**Goal:**
Return the records exactly as they are.

Stored dataset items:
▶

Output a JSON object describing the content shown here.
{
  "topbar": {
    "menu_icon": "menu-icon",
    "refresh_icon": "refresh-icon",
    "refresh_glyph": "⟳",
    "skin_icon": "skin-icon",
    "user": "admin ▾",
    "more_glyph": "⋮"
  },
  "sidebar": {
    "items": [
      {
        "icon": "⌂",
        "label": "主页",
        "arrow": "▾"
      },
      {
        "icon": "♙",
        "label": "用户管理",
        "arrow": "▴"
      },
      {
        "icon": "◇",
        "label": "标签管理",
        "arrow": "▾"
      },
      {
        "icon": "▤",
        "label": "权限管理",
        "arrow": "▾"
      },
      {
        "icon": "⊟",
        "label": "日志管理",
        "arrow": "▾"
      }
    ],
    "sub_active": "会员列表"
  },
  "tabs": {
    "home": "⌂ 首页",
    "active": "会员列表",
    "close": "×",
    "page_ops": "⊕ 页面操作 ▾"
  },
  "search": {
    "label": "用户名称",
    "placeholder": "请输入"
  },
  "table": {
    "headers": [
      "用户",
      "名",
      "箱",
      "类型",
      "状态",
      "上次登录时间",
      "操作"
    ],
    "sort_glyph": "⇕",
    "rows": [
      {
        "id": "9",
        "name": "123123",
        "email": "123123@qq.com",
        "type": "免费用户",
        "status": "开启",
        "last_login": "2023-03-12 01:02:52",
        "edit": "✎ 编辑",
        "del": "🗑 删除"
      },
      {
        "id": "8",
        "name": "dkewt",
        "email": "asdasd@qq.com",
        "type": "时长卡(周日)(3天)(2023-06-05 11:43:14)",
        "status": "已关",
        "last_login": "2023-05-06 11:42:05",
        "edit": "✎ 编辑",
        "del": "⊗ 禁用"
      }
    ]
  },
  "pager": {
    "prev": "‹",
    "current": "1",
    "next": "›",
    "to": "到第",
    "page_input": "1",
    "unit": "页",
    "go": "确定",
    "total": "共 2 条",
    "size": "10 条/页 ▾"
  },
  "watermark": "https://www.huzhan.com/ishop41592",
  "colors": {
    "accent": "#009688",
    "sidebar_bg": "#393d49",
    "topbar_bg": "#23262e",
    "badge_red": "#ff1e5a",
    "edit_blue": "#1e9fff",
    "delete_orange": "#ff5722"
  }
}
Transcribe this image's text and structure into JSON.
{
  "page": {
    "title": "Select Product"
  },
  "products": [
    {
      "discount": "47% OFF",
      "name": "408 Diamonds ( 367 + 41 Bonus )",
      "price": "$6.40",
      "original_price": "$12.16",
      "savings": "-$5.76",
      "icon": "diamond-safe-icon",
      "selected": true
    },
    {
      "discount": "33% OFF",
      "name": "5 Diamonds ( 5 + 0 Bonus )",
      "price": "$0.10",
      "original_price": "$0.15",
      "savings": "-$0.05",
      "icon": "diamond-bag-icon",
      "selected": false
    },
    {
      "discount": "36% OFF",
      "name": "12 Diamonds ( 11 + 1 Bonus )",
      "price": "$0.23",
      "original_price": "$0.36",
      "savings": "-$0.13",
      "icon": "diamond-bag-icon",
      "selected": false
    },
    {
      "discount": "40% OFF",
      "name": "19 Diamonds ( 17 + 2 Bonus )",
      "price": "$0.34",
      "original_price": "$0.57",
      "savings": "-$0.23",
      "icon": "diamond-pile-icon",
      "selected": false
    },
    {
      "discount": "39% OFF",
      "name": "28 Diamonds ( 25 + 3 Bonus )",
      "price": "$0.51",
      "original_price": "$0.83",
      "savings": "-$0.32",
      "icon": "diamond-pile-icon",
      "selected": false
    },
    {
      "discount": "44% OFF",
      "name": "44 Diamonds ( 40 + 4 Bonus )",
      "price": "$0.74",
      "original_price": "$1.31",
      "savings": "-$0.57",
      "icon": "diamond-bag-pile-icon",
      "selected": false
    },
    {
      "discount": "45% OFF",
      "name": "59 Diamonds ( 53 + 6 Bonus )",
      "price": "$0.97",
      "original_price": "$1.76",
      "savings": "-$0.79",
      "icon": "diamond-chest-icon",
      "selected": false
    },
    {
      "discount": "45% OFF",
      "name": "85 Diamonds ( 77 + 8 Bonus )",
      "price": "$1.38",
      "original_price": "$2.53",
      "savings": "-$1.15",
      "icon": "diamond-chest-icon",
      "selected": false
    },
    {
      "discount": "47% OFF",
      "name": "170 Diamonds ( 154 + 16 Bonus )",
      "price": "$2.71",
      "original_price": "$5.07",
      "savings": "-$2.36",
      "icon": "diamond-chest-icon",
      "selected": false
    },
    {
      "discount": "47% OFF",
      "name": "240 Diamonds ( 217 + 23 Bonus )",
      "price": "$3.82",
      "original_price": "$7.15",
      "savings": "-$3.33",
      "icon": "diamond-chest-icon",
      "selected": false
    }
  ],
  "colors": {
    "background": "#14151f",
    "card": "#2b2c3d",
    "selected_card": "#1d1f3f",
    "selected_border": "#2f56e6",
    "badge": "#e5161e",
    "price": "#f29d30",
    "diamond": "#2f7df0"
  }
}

◀

**Solved exercise:**
Output a JSON object describing the content shown here.
{
  "topbar": {
    "menu_icon": "menu-icon",
    "refresh_icon": "refresh-icon",
    "refresh_glyph": "⟳",
    "skin_icon": "skin-icon",
    "user": "admin ▾",
    "more_glyph": "⋮"
  },
  "sidebar": {
    "items": [
      {
        "icon": "⌂",
        "label": "主页",
        "arrow": "▾"
      },
      {
        "icon": "♙",
        "label": "用户管理",
        "arrow": "▴"
      },
      {
        "icon": "◇",
        "label": "标签管理",
        "arrow": "▾"
      },
      {
        "icon": "▤",
        "label": "权限管理",
        "arrow": "▾"
      },
      {
        "icon": "⊟",
        "label": "日志管理",
        "arrow": "▾"
      }
    ],
    "sub_active": "会员列表"
  },
  "tabs": {
    "home": "⌂ 首页",
    "active": "会员列表",
    "close": "×",
    "page_ops": "⊕ 页面操作 ▾"
  },
  "search": {
    "label": "用户名称",
    "placeholder": "请输入"
  },
  "table": {
    "headers": [
      "用户",
      "名",
      "箱",
      "类型",
      "状态",
      "上次登录时间",
      "操作"
    ],
    "sort_glyph": "⇕",
    "rows": [
      {
        "id": "9",
        "name": "123123",
        "email": "123123@qq.com",
        "type": "免费用户",
        "status": "开启",
        "last_login": "2023-03-12 01:02:52",
        "edit": "✎ 编辑",
        "del": "🗑 删除"
      },
      {
        "id": "8",
        "name": "dkewt",
        "email": "asdasd@qq.com",
        "type": "时长卡(周日)(3天)(2023-06-05 11:43:14)",
        "status": "已关",
        "last_login": "2023-05-06 11:42:05",
        "edit": "✎ 编辑",
        "del": "⊗ 禁用"
      }
    ]
  },
  "pager": {
    "prev": "‹",
    "current": "1",
    "next": "›",
    "to": "到第",
    "page_input": "1",
    "unit": "页",
    "go": "确定",
    "total": "共 2 条",
    "size": "10 条/页 ▾"
  },
  "watermark": "https://www.huzhan.com/ishop41592",
  "colors": {
    "accent": "#009688",
    "sidebar_bg": "#393d49",
    "topbar_bg": "#23262e",
    "badge_red": "#ff1e5a",
    "edit_blue": "#1e9fff",
    "delete_orange": "#ff5722"
  }
}
Transcribe this image's text and structure into JSON.
{
  "page": {
    "title": "Select Product"
  },
  "products": [
    {
      "discount": "47% OFF",
      "name": "408 Diamonds ( 367 + 41 Bonus )",
      "price": "$6.40",
      "original_price": "$12.16",
      "savings": "-$5.76",
      "icon": "diamond-safe-icon",
      "selected": true
    },
    {
      "discount": "33% OFF",
      "name": "5 Diamonds ( 5 + 0 Bonus )",
      "price": "$0.10",
      "original_price": "$0.15",
      "savings": "-$0.05",
      "icon": "diamond-bag-icon",
      "selected": false
    },
    {
      "discount": "36% OFF",
      "name": "12 Diamonds ( 11 + 1 Bonus )",
      "price": "$0.23",
      "original_price": "$0.36",
      "savings": "-$0.13",
      "icon": "diamond-bag-icon",
      "selected": false
    },
    {
      "discount": "40% OFF",
      "name": "19 Diamonds ( 17 + 2 Bonus )",
      "price": "$0.34",
      "original_price": "$0.57",
      "savings": "-$0.23",
      "icon": "diamond-pile-icon",
      "selected": false
    },
    {
      "discount": "39% OFF",
      "name": "28 Diamonds ( 25 + 3 Bonus )",
      "price": "$0.51",
      "original_price": "$0.83",
      "savings": "-$0.32",
      "icon": "diamond-pile-icon",
      "selected": false
    },
    {
      "discount": "44% OFF",
      "name": "44 Diamonds ( 40 + 4 Bonus )",
      "price": "$0.74",
      "original_price": "$1.31",
      "savings": "-$0.57",
      "icon": "diamond-bag-pile-icon",
      "selected": false
    },
    {
      "discount": "45% OFF",
      "name": "59 Diamonds ( 53 + 6 Bonus )",
      "price": "$0.97",
      "original_price": "$1.76",
      "savings": "-$0.79",
      "icon": "diamond-chest-icon",
      "selected": false
    },
    {
      "discount": "45% OFF",
      "name": "85 Diamonds ( 77 + 8 Bonus )",
      "price": "$1.38",
      "original_price": "$2.53",
      "savings": "-$1.15",
      "icon": "diamond-chest-icon",
      "selected": false
    },
    {
      "discount": "47% OFF",
      "name": "170 Diamonds ( 154 + 16 Bonus )",
      "price": "$2.71",
      "original_price": "$5.07",
      "savings": "-$2.36",
      "icon": "diamond-chest-icon",
      "selected": false
    },
    {
      "discount": "47% OFF",
      "name": "240 Diamonds ( 217 + 23 Bonus )",
      "price": "$3.82",
      "original_price": "$7.15",
      "savings": "-$3.33",
      "icon": "diamond-chest-icon",
      "selected": false
    }
  ],
  "colors": {
    "background": "#14151f",
    "card": "#2b2c3d",
    "selected_card": "#1d1f3f",
    "selected_border": "#2f56e6",
    "badge": "#e5161e",
    "price": "#f29d30",
    "diamond": "#2f7df0"
  }
}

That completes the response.